## SUPPLIED DATA:
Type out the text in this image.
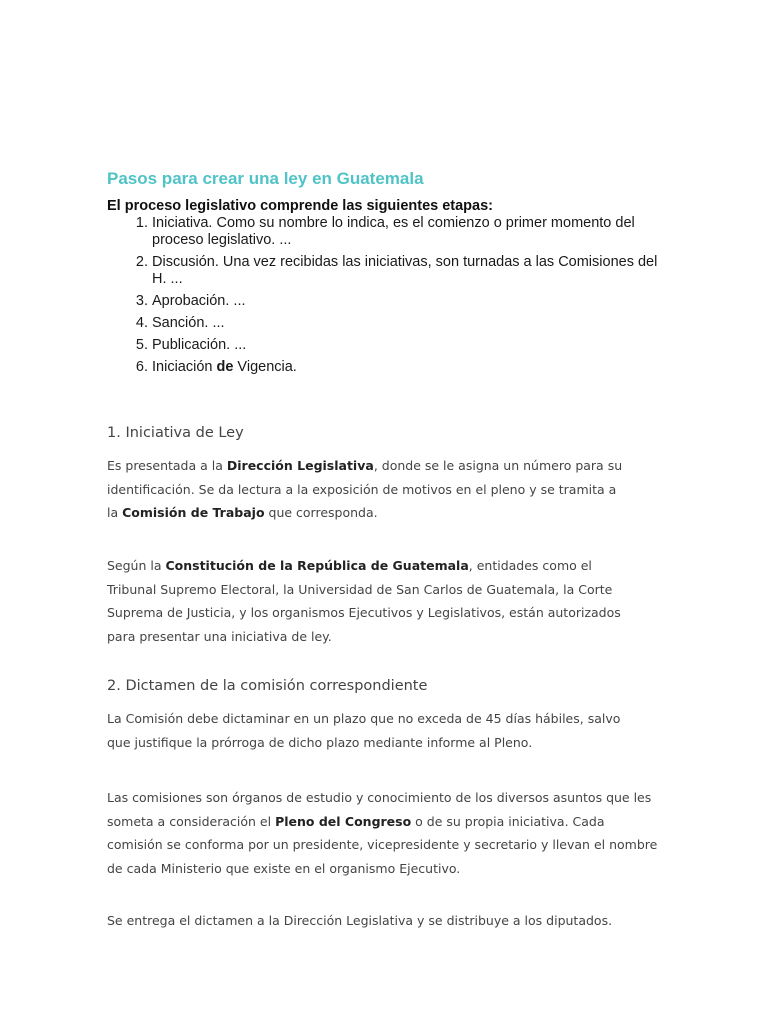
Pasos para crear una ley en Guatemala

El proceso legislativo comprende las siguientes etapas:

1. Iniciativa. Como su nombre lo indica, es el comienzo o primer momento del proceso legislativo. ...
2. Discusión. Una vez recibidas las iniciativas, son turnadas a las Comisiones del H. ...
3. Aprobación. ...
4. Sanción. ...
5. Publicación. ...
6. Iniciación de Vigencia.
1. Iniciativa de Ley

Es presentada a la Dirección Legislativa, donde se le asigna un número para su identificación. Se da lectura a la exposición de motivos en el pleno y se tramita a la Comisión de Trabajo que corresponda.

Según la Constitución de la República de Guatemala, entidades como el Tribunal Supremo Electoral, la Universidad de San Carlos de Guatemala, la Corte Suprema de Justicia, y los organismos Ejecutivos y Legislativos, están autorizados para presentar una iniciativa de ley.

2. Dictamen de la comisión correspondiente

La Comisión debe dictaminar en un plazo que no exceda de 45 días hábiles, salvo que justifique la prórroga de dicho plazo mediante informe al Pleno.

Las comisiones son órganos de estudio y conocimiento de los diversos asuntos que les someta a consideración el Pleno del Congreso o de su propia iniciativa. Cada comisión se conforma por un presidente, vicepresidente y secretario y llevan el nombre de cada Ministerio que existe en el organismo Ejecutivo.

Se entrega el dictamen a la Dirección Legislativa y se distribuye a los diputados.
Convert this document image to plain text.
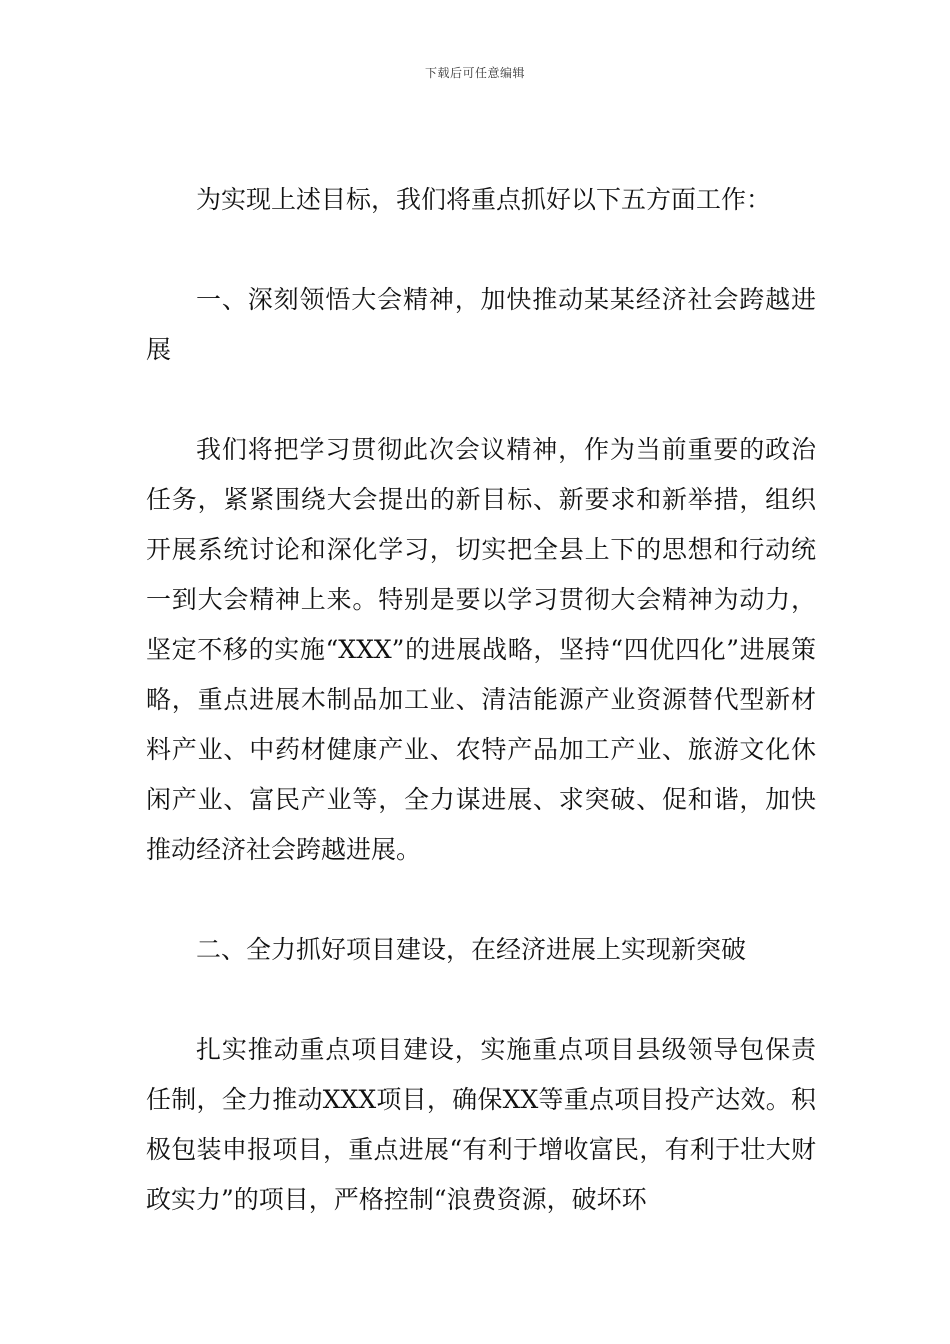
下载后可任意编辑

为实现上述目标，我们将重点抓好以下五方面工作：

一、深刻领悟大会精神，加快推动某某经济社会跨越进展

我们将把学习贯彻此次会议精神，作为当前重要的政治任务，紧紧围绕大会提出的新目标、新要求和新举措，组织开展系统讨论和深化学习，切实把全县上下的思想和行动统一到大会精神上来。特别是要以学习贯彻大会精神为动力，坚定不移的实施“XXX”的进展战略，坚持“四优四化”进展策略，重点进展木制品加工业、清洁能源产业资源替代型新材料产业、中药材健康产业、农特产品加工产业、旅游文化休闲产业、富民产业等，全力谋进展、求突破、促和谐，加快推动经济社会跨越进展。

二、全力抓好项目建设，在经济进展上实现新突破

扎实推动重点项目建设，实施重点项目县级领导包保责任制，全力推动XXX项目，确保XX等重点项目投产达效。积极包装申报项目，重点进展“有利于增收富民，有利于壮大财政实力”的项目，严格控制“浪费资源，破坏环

* * *

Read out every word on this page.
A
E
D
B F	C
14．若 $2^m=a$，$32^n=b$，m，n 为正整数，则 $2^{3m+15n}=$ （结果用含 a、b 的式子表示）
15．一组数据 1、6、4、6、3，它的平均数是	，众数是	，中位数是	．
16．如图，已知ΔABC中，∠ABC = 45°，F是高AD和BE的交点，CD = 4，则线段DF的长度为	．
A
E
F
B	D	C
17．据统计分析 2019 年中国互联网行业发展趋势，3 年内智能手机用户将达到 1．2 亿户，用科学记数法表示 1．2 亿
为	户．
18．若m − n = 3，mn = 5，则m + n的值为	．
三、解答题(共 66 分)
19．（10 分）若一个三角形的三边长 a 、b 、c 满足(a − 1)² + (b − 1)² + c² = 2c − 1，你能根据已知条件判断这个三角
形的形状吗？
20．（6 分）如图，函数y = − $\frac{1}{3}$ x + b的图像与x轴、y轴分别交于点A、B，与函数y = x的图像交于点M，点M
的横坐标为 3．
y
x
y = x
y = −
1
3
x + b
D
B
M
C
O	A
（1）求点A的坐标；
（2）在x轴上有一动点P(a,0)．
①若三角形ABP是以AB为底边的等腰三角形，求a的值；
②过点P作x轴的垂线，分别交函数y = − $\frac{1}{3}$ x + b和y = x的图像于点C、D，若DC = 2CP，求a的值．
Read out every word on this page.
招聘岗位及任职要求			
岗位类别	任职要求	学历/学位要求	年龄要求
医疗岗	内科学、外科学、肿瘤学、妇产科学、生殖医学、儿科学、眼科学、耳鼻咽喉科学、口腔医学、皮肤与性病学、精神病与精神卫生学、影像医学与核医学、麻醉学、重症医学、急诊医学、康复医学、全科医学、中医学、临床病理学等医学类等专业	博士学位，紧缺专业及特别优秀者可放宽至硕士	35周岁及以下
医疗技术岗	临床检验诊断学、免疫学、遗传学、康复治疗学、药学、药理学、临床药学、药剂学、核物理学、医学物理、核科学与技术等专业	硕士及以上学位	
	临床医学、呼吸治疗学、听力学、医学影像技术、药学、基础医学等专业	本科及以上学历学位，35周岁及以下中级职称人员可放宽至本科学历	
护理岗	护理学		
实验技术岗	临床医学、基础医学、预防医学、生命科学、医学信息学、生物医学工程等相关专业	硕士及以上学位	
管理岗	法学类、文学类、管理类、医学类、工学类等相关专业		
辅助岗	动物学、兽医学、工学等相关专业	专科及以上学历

## PROBLEM STATEMENT:
Pull every line containing the word "image" out of the material and copy it.

## OUTPUT:
Type out the text in this image.
Convert this document image to plain text.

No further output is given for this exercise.